** START Task inputs **

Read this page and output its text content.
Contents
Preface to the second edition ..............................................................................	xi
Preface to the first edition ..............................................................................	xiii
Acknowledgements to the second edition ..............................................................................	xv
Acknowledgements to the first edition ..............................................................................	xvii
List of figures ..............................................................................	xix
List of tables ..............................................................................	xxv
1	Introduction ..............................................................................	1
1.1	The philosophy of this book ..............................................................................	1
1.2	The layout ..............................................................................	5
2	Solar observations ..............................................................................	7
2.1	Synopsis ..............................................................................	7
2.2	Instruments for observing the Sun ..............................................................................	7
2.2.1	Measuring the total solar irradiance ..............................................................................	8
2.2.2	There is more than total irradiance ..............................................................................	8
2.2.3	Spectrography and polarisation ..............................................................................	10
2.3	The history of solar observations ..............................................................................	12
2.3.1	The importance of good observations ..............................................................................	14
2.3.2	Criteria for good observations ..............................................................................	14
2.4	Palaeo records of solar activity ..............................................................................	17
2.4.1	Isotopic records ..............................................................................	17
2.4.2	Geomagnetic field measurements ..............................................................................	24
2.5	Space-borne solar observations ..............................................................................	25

** END Task inputs **

Goal of the exercise:
Output each entry precisely as given.

Answer in full:
Read this page and output its text content.
Contents
Preface to the second edition ..............................................................................	xi
Preface to the first edition ..............................................................................	xiii
Acknowledgements to the second edition ..............................................................................	xv
Acknowledgements to the first edition ..............................................................................	xvii
List of figures ..............................................................................	xix
List of tables ..............................................................................	xxv
1	Introduction ..............................................................................	1
1.1	The philosophy of this book ..............................................................................	1
1.2	The layout ..............................................................................	5
2	Solar observations ..............................................................................	7
2.1	Synopsis ..............................................................................	7
2.2	Instruments for observing the Sun ..............................................................................	7
2.2.1	Measuring the total solar irradiance ..............................................................................	8
2.2.2	There is more than total irradiance ..............................................................................	8
2.2.3	Spectrography and polarisation ..............................................................................	10
2.3	The history of solar observations ..............................................................................	12
2.3.1	The importance of good observations ..............................................................................	14
2.3.2	Criteria for good observations ..............................................................................	14
2.4	Palaeo records of solar activity ..............................................................................	17
2.4.1	Isotopic records ..............................................................................	17
2.4.2	Geomagnetic field measurements ..............................................................................	24
2.5	Space-borne solar observations ..............................................................................	25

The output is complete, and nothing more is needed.